§ **Dataset extract**:

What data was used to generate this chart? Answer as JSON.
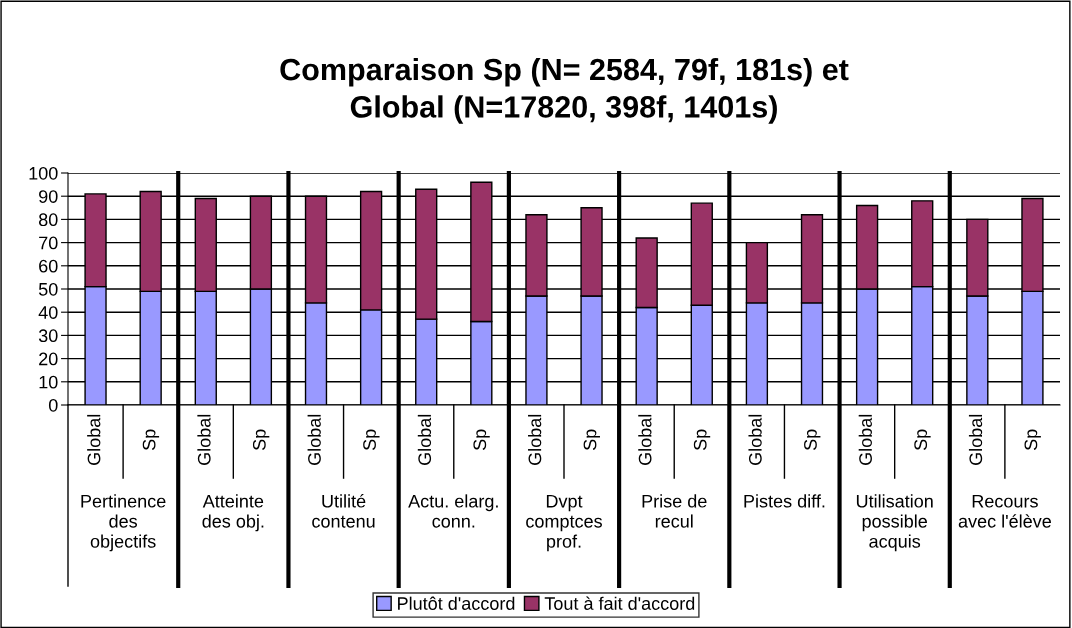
{
  "chart_data": {
    "type": "bar",
    "title": "Comparaison Sp (N= 2584, 79f, 181s) et\nGlobal (N=17820, 398f, 1401s)",
    "categories": [
      "Global",
      "Sp",
      "Global",
      "Sp",
      "Global",
      "Sp",
      "Global",
      "Sp",
      "Global",
      "Sp",
      "Global",
      "Sp",
      "Global",
      "Sp",
      "Global",
      "Sp",
      "Global",
      "Sp"
    ],
    "annotations": [
      "Pertinence\ndes\nobjectifs",
      "Atteinte\ndes obj.",
      "Utilité\ncontenu",
      "Actu. elarg.\nconn.",
      "Dvpt\ncomptces\nprof.",
      "Prise de\nrecul",
      "Pistes diff.",
      "Utilisation\npossible\nacquis",
      "Recours\navec l'élève"
    ],
    "stacked": true,
    "series": [
      {
        "name": "Plutôt d'accord",
        "color": "#9999ff",
        "values": [
          51,
          49,
          49,
          50,
          44,
          41,
          37,
          36,
          47,
          47,
          42,
          43,
          44,
          44,
          50,
          51,
          47,
          49
        ]
      },
      {
        "name": "Tout à fait d'accord",
        "color": "#993366",
        "values": [
          40,
          43,
          40,
          40,
          46,
          51,
          56,
          60,
          35,
          38,
          30,
          44,
          26,
          38,
          36,
          37,
          33,
          40
        ]
      }
    ],
    "ylim": [
      0,
      100
    ],
    "yticks": [
      0,
      10,
      20,
      30,
      40,
      50,
      60,
      70,
      80,
      90,
      100
    ],
    "grid": "y",
    "legend": "bottom"
  }
}
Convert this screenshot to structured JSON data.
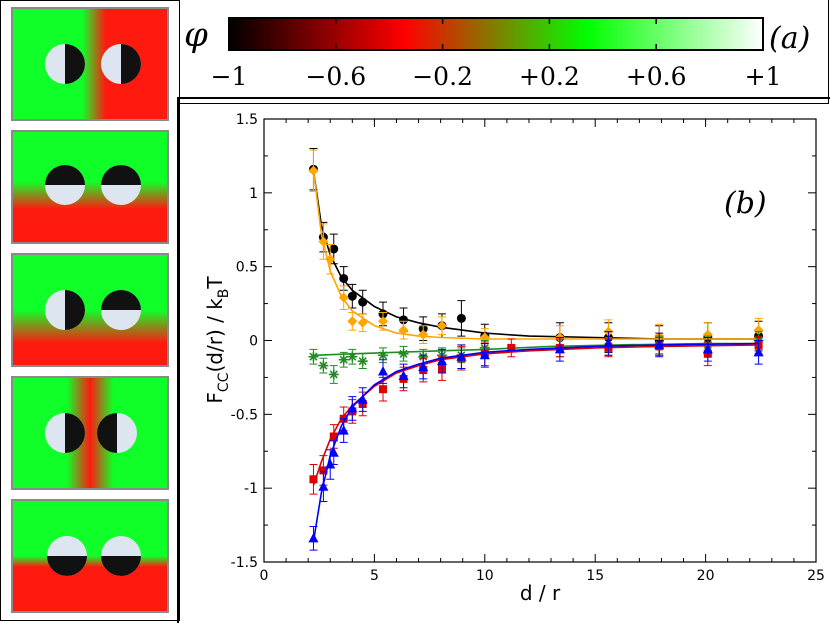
{
  "panel_colors": {
    "red": "#ff1a10",
    "green": "#10ff28",
    "black": "#111111",
    "disk": "#dde6f0"
  },
  "colorbar": {
    "symbol": "φ",
    "label": "(a)",
    "ticks": [
      "−1",
      "−0.6",
      "−0.2",
      "+0.2",
      "+0.6",
      "+1"
    ],
    "colors": [
      "#000000",
      "#ff0000",
      "#00ff00",
      "#ffffff"
    ]
  },
  "chart_data": {
    "type": "scatter",
    "panel_label": "(b)",
    "xlabel": "d / r",
    "ylabel": "F",
    "ylabel_sub": "CC",
    "ylabel_mid": "(d/r) / k",
    "ylabel_sub2": "B",
    "ylabel_end": "T",
    "xlim": [
      0,
      25
    ],
    "ylim": [
      -1.5,
      1.5
    ],
    "x_ticks": [
      "0",
      "5",
      "10",
      "15",
      "20",
      "25"
    ],
    "y_ticks": [
      "-1.5",
      "-1",
      "-0.5",
      "0",
      "0.5",
      "1",
      "1.5"
    ],
    "grid": false,
    "series": [
      {
        "color": "#000000",
        "marker": "circle",
        "x": [
          2.24,
          2.69,
          3.16,
          3.61,
          4.0,
          4.47,
          5.39,
          6.32,
          7.21,
          8.06,
          8.94,
          10.0,
          13.4,
          15.6,
          17.9,
          20.1,
          22.4
        ],
        "y": [
          1.16,
          0.7,
          0.62,
          0.42,
          0.3,
          0.26,
          0.18,
          0.14,
          0.08,
          0.1,
          0.15,
          0.03,
          0.02,
          0.02,
          0.0,
          0.02,
          0.03
        ],
        "err": [
          0.14,
          0.1,
          0.1,
          0.08,
          0.08,
          0.08,
          0.08,
          0.08,
          0.08,
          0.08,
          0.12,
          0.08,
          0.1,
          0.1,
          0.1,
          0.1,
          0.1
        ],
        "fit_x": [
          2.24,
          2.6,
          3.0,
          3.5,
          4.0,
          5.0,
          6.0,
          7.0,
          8.0,
          10.0,
          12.0,
          15.0,
          18.0,
          22.4
        ],
        "fit_y": [
          1.15,
          0.78,
          0.58,
          0.43,
          0.34,
          0.23,
          0.16,
          0.12,
          0.09,
          0.05,
          0.03,
          0.02,
          0.01,
          0.01
        ]
      },
      {
        "color": "#ffa500",
        "marker": "diamond",
        "x": [
          2.24,
          2.69,
          3.0,
          3.61,
          4.0,
          4.47,
          5.39,
          6.32,
          7.21,
          8.06,
          10.0,
          13.4,
          15.6,
          17.9,
          20.1,
          22.4
        ],
        "y": [
          1.15,
          0.67,
          0.55,
          0.29,
          0.13,
          0.12,
          0.13,
          0.07,
          0.04,
          0.1,
          0.02,
          0.02,
          0.06,
          0.03,
          0.04,
          0.07
        ],
        "err": [
          0.14,
          0.12,
          0.1,
          0.08,
          0.06,
          0.06,
          0.06,
          0.06,
          0.06,
          0.06,
          0.06,
          0.08,
          0.08,
          0.08,
          0.08,
          0.08
        ],
        "fit_x": [
          2.24,
          2.6,
          3.0,
          3.5,
          4.0,
          5.0,
          6.0,
          7.0,
          8.0,
          10.0,
          12.0,
          15.0,
          18.0,
          22.4
        ],
        "fit_y": [
          1.15,
          0.72,
          0.47,
          0.3,
          0.2,
          0.1,
          0.05,
          0.03,
          0.02,
          0.01,
          0.01,
          0.01,
          0.01,
          0.01
        ]
      },
      {
        "color": "#228b22",
        "marker": "star",
        "x": [
          2.24,
          2.69,
          3.16,
          3.61,
          4.0,
          4.47,
          5.39,
          6.32,
          7.21,
          8.06,
          8.94,
          10.0,
          13.4,
          15.6,
          17.9,
          20.1,
          22.4
        ],
        "y": [
          -0.11,
          -0.17,
          -0.23,
          -0.13,
          -0.11,
          -0.14,
          -0.1,
          -0.09,
          -0.11,
          -0.1,
          -0.1,
          -0.05,
          -0.05,
          -0.04,
          -0.03,
          -0.03,
          0.0
        ],
        "err": [
          0.05,
          0.05,
          0.06,
          0.05,
          0.05,
          0.05,
          0.05,
          0.05,
          0.05,
          0.05,
          0.05,
          0.05,
          0.06,
          0.06,
          0.06,
          0.06,
          0.06
        ],
        "fit_x": [
          2.24,
          4.0,
          6.0,
          8.0,
          10.0,
          13.0,
          16.0,
          20.0,
          22.4
        ],
        "fit_y": [
          -0.1,
          -0.09,
          -0.08,
          -0.07,
          -0.06,
          -0.04,
          -0.03,
          -0.02,
          -0.02
        ]
      },
      {
        "color": "#dd0000",
        "marker": "square",
        "x": [
          2.24,
          2.69,
          3.16,
          3.61,
          4.0,
          4.47,
          5.39,
          6.32,
          7.21,
          8.06,
          8.94,
          10.0,
          11.2,
          13.4,
          15.6,
          17.9,
          20.1,
          22.4
        ],
        "y": [
          -0.94,
          -0.88,
          -0.65,
          -0.53,
          -0.48,
          -0.43,
          -0.33,
          -0.26,
          -0.2,
          -0.19,
          -0.12,
          -0.09,
          -0.05,
          -0.05,
          -0.05,
          -0.04,
          -0.09,
          -0.03
        ],
        "err": [
          0.1,
          0.1,
          0.08,
          0.08,
          0.08,
          0.08,
          0.08,
          0.08,
          0.08,
          0.08,
          0.08,
          0.08,
          0.06,
          0.06,
          0.06,
          0.06,
          0.08,
          0.06
        ],
        "fit_x": [
          2.24,
          2.6,
          3.0,
          3.5,
          4.0,
          5.0,
          6.0,
          7.0,
          8.0,
          10.0,
          12.0,
          15.0,
          18.0,
          22.4
        ],
        "fit_y": [
          -0.98,
          -0.82,
          -0.67,
          -0.53,
          -0.44,
          -0.31,
          -0.22,
          -0.17,
          -0.13,
          -0.09,
          -0.07,
          -0.05,
          -0.04,
          -0.03
        ]
      },
      {
        "color": "#0000ff",
        "marker": "triangle",
        "x": [
          2.24,
          2.69,
          3.0,
          3.16,
          3.61,
          4.0,
          4.47,
          5.39,
          6.32,
          7.21,
          8.06,
          8.94,
          10.0,
          13.4,
          15.6,
          17.9,
          20.1,
          22.4
        ],
        "y": [
          -1.34,
          -0.99,
          -0.84,
          -0.76,
          -0.61,
          -0.46,
          -0.4,
          -0.21,
          -0.24,
          -0.18,
          -0.14,
          -0.11,
          -0.1,
          -0.06,
          -0.02,
          -0.03,
          -0.06,
          -0.08
        ],
        "err": [
          0.08,
          0.1,
          0.1,
          0.08,
          0.08,
          0.08,
          0.08,
          0.08,
          0.08,
          0.08,
          0.08,
          0.08,
          0.08,
          0.08,
          0.08,
          0.08,
          0.08,
          0.08
        ],
        "fit_x": [
          2.24,
          2.6,
          3.0,
          3.5,
          4.0,
          5.0,
          6.0,
          7.0,
          8.0,
          10.0,
          12.0,
          15.0,
          18.0,
          22.4
        ],
        "fit_y": [
          -1.36,
          -1.03,
          -0.78,
          -0.58,
          -0.45,
          -0.3,
          -0.21,
          -0.16,
          -0.12,
          -0.08,
          -0.06,
          -0.04,
          -0.03,
          -0.02
        ]
      }
    ]
  }
}
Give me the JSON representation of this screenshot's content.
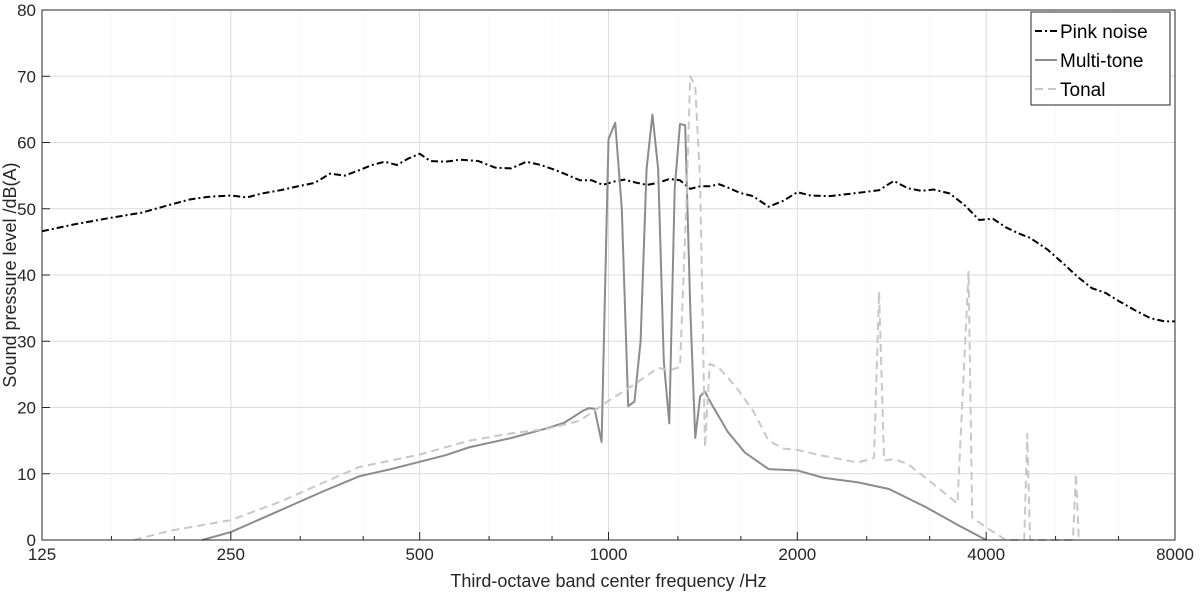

§ **Requirement**: Filter out all lines lacking the word "this" and copy the rest.

§ **Task response**:
What data was used to generate this chart? Answer as JSON.
Convert this screenshot to structured JSON data.
Give me the JSON representation of this screenshot's content.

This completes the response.